- RECORDED INFORMATION:

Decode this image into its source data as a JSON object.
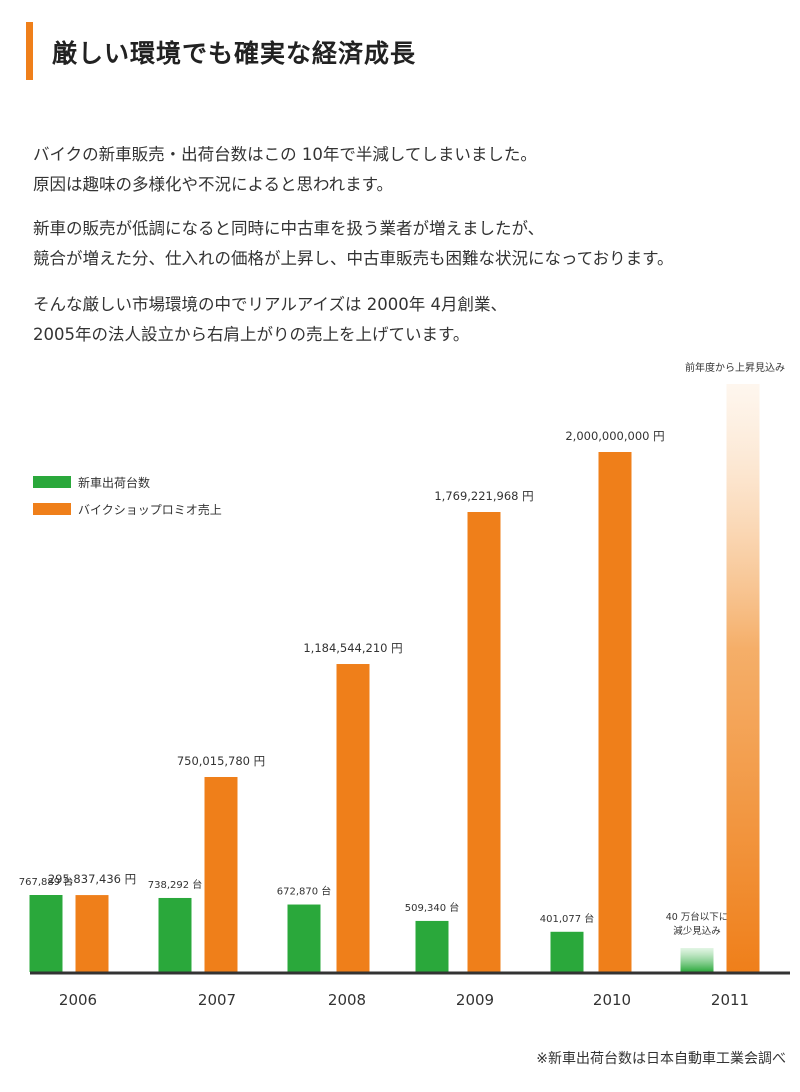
{
  "title": "厳しい環境でも確実な経済成長",
  "paragraphs": [
    [
      "バイクの新車販売・出荷台数はこの 10年で半減してしまいました。",
      "原因は趣味の多様化や不況によると思われます。"
    ],
    [
      "新車の販売が低調になると同時に中古車を扱う業者が増えましたが、",
      "競合が増えた分、仕入れの価格が上昇し、中古車販売も困難な状況になっております。"
    ],
    [
      "そんな厳しい市場環境の中でリアルアイズは 2000年 4月創業、",
      "2005年の法人設立から右肩上がりの売上を上げています。"
    ]
  ],
  "note": "※新車出荷台数は日本自動車工業会調べ",
  "colors": {
    "accent": "#ef7f1a",
    "shipments": "#2aa83b",
    "sales": "#ef7f1a",
    "axis": "#333333"
  },
  "chart_data": {
    "type": "bar",
    "categories": [
      "2006",
      "2007",
      "2008",
      "2009",
      "2010",
      "2011"
    ],
    "legend_position": "top-left",
    "series": [
      {
        "name": "新車出荷台数",
        "values": [
          767889,
          738292,
          672870,
          509340,
          401077,
          null
        ],
        "labels": [
          "767,889 台",
          "738,292 台",
          "672,870 台",
          "509,340 台",
          "401,077 台",
          "40 万台以下に\n減少見込み"
        ],
        "projected_2011": "< 400000 (gradient bar)"
      },
      {
        "name": "バイクショップロミオ売上",
        "values": [
          295837436,
          750015780,
          1184544210,
          1769221968,
          2000000000,
          null
        ],
        "labels": [
          "295,837,436 円",
          "750,015,780 円",
          "1,184,544,210 円",
          "1,769,221,968 円",
          "2,000,000,000 円",
          "前年度から上昇見込み"
        ],
        "projected_2011": "increase (gradient bar)"
      }
    ]
  }
}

- REQUIRED TASK: Take the listing above and print it exactly, apart from the pictures.

- EXERCISE SOLUTION:
Decode this image into its source data as a JSON object.
{
  "title": "厳しい環境でも確実な経済成長",
  "paragraphs": [
    [
      "バイクの新車販売・出荷台数はこの 10年で半減してしまいました。",
      "原因は趣味の多様化や不況によると思われます。"
    ],
    [
      "新車の販売が低調になると同時に中古車を扱う業者が増えましたが、",
      "競合が増えた分、仕入れの価格が上昇し、中古車販売も困難な状況になっております。"
    ],
    [
      "そんな厳しい市場環境の中でリアルアイズは 2000年 4月創業、",
      "2005年の法人設立から右肩上がりの売上を上げています。"
    ]
  ],
  "note": "※新車出荷台数は日本自動車工業会調べ",
  "colors": {
    "accent": "#ef7f1a",
    "shipments": "#2aa83b",
    "sales": "#ef7f1a",
    "axis": "#333333"
  },
  "chart_data": {
    "type": "bar",
    "categories": [
      "2006",
      "2007",
      "2008",
      "2009",
      "2010",
      "2011"
    ],
    "legend_position": "top-left",
    "series": [
      {
        "name": "新車出荷台数",
        "values": [
          767889,
          738292,
          672870,
          509340,
          401077,
          null
        ],
        "labels": [
          "767,889 台",
          "738,292 台",
          "672,870 台",
          "509,340 台",
          "401,077 台",
          "40 万台以下に\n減少見込み"
        ],
        "projected_2011": "< 400000 (gradient bar)"
      },
      {
        "name": "バイクショップロミオ売上",
        "values": [
          295837436,
          750015780,
          1184544210,
          1769221968,
          2000000000,
          null
        ],
        "labels": [
          "295,837,436 円",
          "750,015,780 円",
          "1,184,544,210 円",
          "1,769,221,968 円",
          "2,000,000,000 円",
          "前年度から上昇見込み"
        ],
        "projected_2011": "increase (gradient bar)"
      }
    ]
  }
}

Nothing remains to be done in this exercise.